— START Supplied records —

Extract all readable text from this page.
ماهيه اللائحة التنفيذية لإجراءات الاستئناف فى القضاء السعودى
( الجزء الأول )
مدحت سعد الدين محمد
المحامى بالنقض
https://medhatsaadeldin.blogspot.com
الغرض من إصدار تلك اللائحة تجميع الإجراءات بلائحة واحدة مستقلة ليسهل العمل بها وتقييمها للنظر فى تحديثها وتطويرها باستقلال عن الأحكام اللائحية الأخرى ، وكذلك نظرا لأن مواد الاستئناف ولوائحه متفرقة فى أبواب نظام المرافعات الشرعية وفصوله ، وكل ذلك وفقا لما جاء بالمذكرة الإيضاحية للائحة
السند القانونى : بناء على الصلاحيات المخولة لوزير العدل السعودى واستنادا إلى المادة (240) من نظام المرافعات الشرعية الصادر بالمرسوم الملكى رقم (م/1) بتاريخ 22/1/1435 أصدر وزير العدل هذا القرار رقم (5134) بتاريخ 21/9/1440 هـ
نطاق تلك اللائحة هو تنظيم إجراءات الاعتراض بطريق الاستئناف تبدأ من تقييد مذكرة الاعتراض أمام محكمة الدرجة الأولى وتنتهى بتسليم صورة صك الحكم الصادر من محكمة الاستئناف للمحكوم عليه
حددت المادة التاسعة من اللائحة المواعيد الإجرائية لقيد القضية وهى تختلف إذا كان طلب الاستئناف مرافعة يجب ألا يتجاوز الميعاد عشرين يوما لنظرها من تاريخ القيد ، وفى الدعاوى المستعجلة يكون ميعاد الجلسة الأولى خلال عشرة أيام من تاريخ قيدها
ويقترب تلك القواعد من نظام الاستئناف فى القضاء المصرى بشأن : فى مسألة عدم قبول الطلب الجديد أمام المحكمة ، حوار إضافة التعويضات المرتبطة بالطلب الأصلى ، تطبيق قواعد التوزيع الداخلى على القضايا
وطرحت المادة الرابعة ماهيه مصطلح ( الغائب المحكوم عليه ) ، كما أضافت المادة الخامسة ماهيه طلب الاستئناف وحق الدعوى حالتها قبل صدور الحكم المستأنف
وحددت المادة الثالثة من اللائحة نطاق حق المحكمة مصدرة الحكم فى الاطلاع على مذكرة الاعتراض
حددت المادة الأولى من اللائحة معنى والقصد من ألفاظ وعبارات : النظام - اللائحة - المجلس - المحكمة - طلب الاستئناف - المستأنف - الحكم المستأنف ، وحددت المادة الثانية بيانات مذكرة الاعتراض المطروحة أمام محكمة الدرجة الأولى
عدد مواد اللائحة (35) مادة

— END Supplied records —

Instructions to follow:
Extract each record, keeping it identical to the original.

Full solution:
Extract all readable text from this page.
ماهيه اللائحة التنفيذية لإجراءات الاستئناف فى القضاء السعودى
( الجزء الأول )
مدحت سعد الدين محمد
المحامى بالنقض
https://medhatsaadeldin.blogspot.com
الغرض من إصدار تلك اللائحة تجميع الإجراءات بلائحة واحدة مستقلة ليسهل العمل بها وتقييمها للنظر فى تحديثها وتطويرها باستقلال عن الأحكام اللائحية الأخرى ، وكذلك نظرا لأن مواد الاستئناف ولوائحه متفرقة فى أبواب نظام المرافعات الشرعية وفصوله ، وكل ذلك وفقا لما جاء بالمذكرة الإيضاحية للائحة
السند القانونى : بناء على الصلاحيات المخولة لوزير العدل السعودى واستنادا إلى المادة (240) من نظام المرافعات الشرعية الصادر بالمرسوم الملكى رقم (م/1) بتاريخ 22/1/1435 أصدر وزير العدل هذا القرار رقم (5134) بتاريخ 21/9/1440 هـ
نطاق تلك اللائحة هو تنظيم إجراءات الاعتراض بطريق الاستئناف تبدأ من تقييد مذكرة الاعتراض أمام محكمة الدرجة الأولى وتنتهى بتسليم صورة صك الحكم الصادر من محكمة الاستئناف للمحكوم عليه
حددت المادة التاسعة من اللائحة المواعيد الإجرائية لقيد القضية وهى تختلف إذا كان طلب الاستئناف مرافعة يجب ألا يتجاوز الميعاد عشرين يوما لنظرها من تاريخ القيد ، وفى الدعاوى المستعجلة يكون ميعاد الجلسة الأولى خلال عشرة أيام من تاريخ قيدها
ويقترب تلك القواعد من نظام الاستئناف فى القضاء المصرى بشأن : فى مسألة عدم قبول الطلب الجديد أمام المحكمة ، حوار إضافة التعويضات المرتبطة بالطلب الأصلى ، تطبيق قواعد التوزيع الداخلى على القضايا
وطرحت المادة الرابعة ماهيه مصطلح ( الغائب المحكوم عليه ) ، كما أضافت المادة الخامسة ماهيه طلب الاستئناف وحق الدعوى حالتها قبل صدور الحكم المستأنف
وحددت المادة الثالثة من اللائحة نطاق حق المحكمة مصدرة الحكم فى الاطلاع على مذكرة الاعتراض
حددت المادة الأولى من اللائحة معنى والقصد من ألفاظ وعبارات : النظام - اللائحة - المجلس - المحكمة - طلب الاستئناف - المستأنف - الحكم المستأنف ، وحددت المادة الثانية بيانات مذكرة الاعتراض المطروحة أمام محكمة الدرجة الأولى
عدد مواد اللائحة (35) مادة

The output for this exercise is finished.